┏━━
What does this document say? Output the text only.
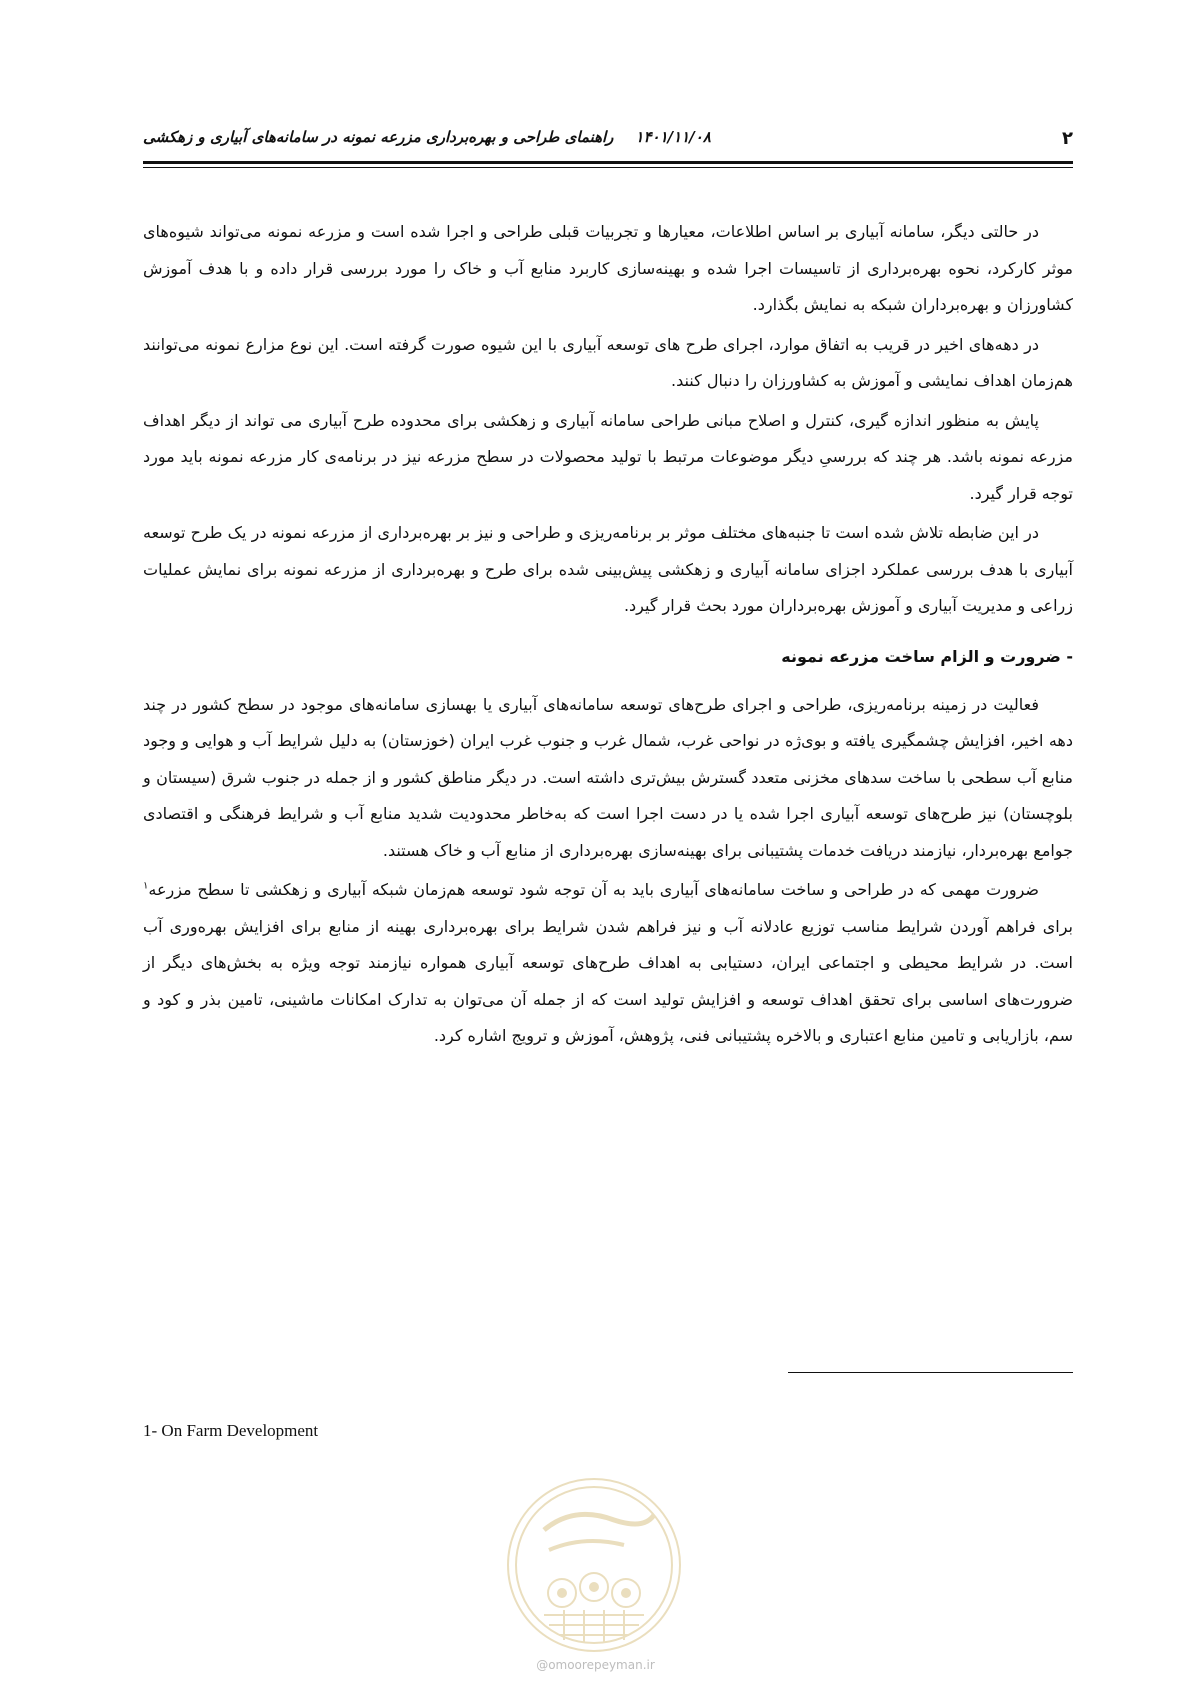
۲
۱۴۰۱/۱۱/۰۸راهنمای طراحی و بهره‌برداری مزرعه نمونه در سامانه‌های آبیاری و زهکشی

در حالتی دیگر، سامانه آبیاری بر اساس اطلاعات، معیارها و تجربیات قبلی طراحی و اجرا شده است و مزرعه نمونه می‌تواند شیوه‌های موثر کارکرد، نحوه بهره‌برداری از تاسیسات اجرا شده و بهینه‌سازی کاربرد منابع آب و خاک را مورد بررسی قرار داده و با هدف آموزش کشاورزان و بهره‌برداران شبکه به نمایش بگذارد.

در دهه‌های اخیر در قریب به اتفاق موارد، اجرای طرح های توسعه آبیاری با این شیوه صورت گرفته است. این نوع مزارع نمونه می‌توانند هم‌زمان اهداف نمایشی و آموزش به کشاورزان را دنبال کنند.

پایش به منظور اندازه گیری، کنترل و اصلاح مبانی طراحی سامانه آبیاری و زهکشی برای محدوده طرح آبیاری می تواند از دیگر اهداف مزرعه نمونه باشد. هر چند که بررسیِ دیگر موضوعات مرتبط با تولید محصولات در سطح مزرعه نیز در برنامه‌ی کار مزرعه نمونه باید مورد توجه قرار گیرد.

در این ضابطه تلاش شده است تا جنبه‌های مختلف موثر بر برنامه‌ریزی و طراحی و نیز بر بهره‌برداری از مزرعه نمونه در یک طرح توسعه آبیاری با هدف بررسی عملکرد اجزای سامانه آبیاری و زهکشی پیش‌بینی شده برای طرح و بهره‌برداری از مزرعه نمونه برای نمایش عملیات زراعی و مدیریت آبیاری و آموزش بهره‌برداران مورد بحث قرار گیرد.

- ضرورت و الزام ساخت مزرعه نمونه

فعالیت در زمینه برنامه‌ریزی، طراحی و اجرای طرح‌های توسعه سامانه‌های آبیاری یا بهسازی سامانه‌های موجود در سطح کشور در چند دهه اخیر، افزایش چشمگیری یافته و بوی‌ژه در نواحی غرب، شمال غرب و جنوب غرب ایران (خوزستان) به دلیل شرایط آب و هوایی و وجود منابع آب سطحی با ساخت سدهای مخزنی متعدد گسترش بیش‌تری داشته است. در دیگر مناطق کشور و از جمله در جنوب شرق (سیستان و بلوچستان) نیز طرح‌های توسعه آبیاری اجرا شده یا در دست اجرا است که به‌خاطر محدودیت شدید منابع آب و شرایط فرهنگی و اقتصادی جوامع بهره‌بردار، نیازمند دریافت خدمات پشتیبانی برای بهینه‌سازی بهره‌برداری از منابع آب و خاک هستند.

ضرورت مهمی که در طراحی و ساخت سامانه‌های آبیاری باید به آن توجه شود توسعه هم‌زمان شبکه آبیاری و زهکشی تا سطح مزرعه$^۱$ برای فراهم آوردن شرایط مناسب توزیع عادلانه آب و نیز فراهم شدن شرایط برای بهره‌برداری بهینه از منابع برای افزایش بهره‌وری آب است. در شرایط محیطی و اجتماعی ایران، دستیابی به اهداف طرح‌های توسعه آبیاری همواره نیازمند توجه ویژه به بخش‌های دیگر از ضرورت‌های اساسی برای تحقق اهداف توسعه و افزایش تولید است که از جمله آن می‌توان به تدارک امکانات ماشینی، تامین بذر و کود و سم، بازاریابی و تامین منابع اعتباری و بالاخره پشتیبانی فنی، پژوهش، آموزش و ترویج اشاره کرد.

1- On Farm Development
@omoorepeyman.ir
┗━━
Reproduce the data above in full, exactly as it is, with the pictures left out.

What does this document say? Output the text only.
۲
۱۴۰۱/۱۱/۰۸راهنمای طراحی و بهره‌برداری مزرعه نمونه در سامانه‌های آبیاری و زهکشی

در حالتی دیگر، سامانه آبیاری بر اساس اطلاعات، معیارها و تجربیات قبلی طراحی و اجرا شده است و مزرعه نمونه می‌تواند شیوه‌های موثر کارکرد، نحوه بهره‌برداری از تاسیسات اجرا شده و بهینه‌سازی کاربرد منابع آب و خاک را مورد بررسی قرار داده و با هدف آموزش کشاورزان و بهره‌برداران شبکه به نمایش بگذارد.

در دهه‌های اخیر در قریب به اتفاق موارد، اجرای طرح های توسعه آبیاری با این شیوه صورت گرفته است. این نوع مزارع نمونه می‌توانند هم‌زمان اهداف نمایشی و آموزش به کشاورزان را دنبال کنند.

پایش به منظور اندازه گیری، کنترل و اصلاح مبانی طراحی سامانه آبیاری و زهکشی برای محدوده طرح آبیاری می تواند از دیگر اهداف مزرعه نمونه باشد. هر چند که بررسیِ دیگر موضوعات مرتبط با تولید محصولات در سطح مزرعه نیز در برنامه‌ی کار مزرعه نمونه باید مورد توجه قرار گیرد.

در این ضابطه تلاش شده است تا جنبه‌های مختلف موثر بر برنامه‌ریزی و طراحی و نیز بر بهره‌برداری از مزرعه نمونه در یک طرح توسعه آبیاری با هدف بررسی عملکرد اجزای سامانه آبیاری و زهکشی پیش‌بینی شده برای طرح و بهره‌برداری از مزرعه نمونه برای نمایش عملیات زراعی و مدیریت آبیاری و آموزش بهره‌برداران مورد بحث قرار گیرد.

- ضرورت و الزام ساخت مزرعه نمونه

فعالیت در زمینه برنامه‌ریزی، طراحی و اجرای طرح‌های توسعه سامانه‌های آبیاری یا بهسازی سامانه‌های موجود در سطح کشور در چند دهه اخیر، افزایش چشمگیری یافته و بوی‌ژه در نواحی غرب، شمال غرب و جنوب غرب ایران (خوزستان) به دلیل شرایط آب و هوایی و وجود منابع آب سطحی با ساخت سدهای مخزنی متعدد گسترش بیش‌تری داشته است. در دیگر مناطق کشور و از جمله در جنوب شرق (سیستان و بلوچستان) نیز طرح‌های توسعه آبیاری اجرا شده یا در دست اجرا است که به‌خاطر محدودیت شدید منابع آب و شرایط فرهنگی و اقتصادی جوامع بهره‌بردار، نیازمند دریافت خدمات پشتیبانی برای بهینه‌سازی بهره‌برداری از منابع آب و خاک هستند.

ضرورت مهمی که در طراحی و ساخت سامانه‌های آبیاری باید به آن توجه شود توسعه هم‌زمان شبکه آبیاری و زهکشی تا سطح مزرعه$^۱$ برای فراهم آوردن شرایط مناسب توزیع عادلانه آب و نیز فراهم شدن شرایط برای بهره‌برداری بهینه از منابع برای افزایش بهره‌وری آب است. در شرایط محیطی و اجتماعی ایران، دستیابی به اهداف طرح‌های توسعه آبیاری همواره نیازمند توجه ویژه به بخش‌های دیگر از ضرورت‌های اساسی برای تحقق اهداف توسعه و افزایش تولید است که از جمله آن می‌توان به تدارک امکانات ماشینی، تامین بذر و کود و سم، بازاریابی و تامین منابع اعتباری و بالاخره پشتیبانی فنی، پژوهش، آموزش و ترویج اشاره کرد.

1- On Farm Development
@omoorepeyman.ir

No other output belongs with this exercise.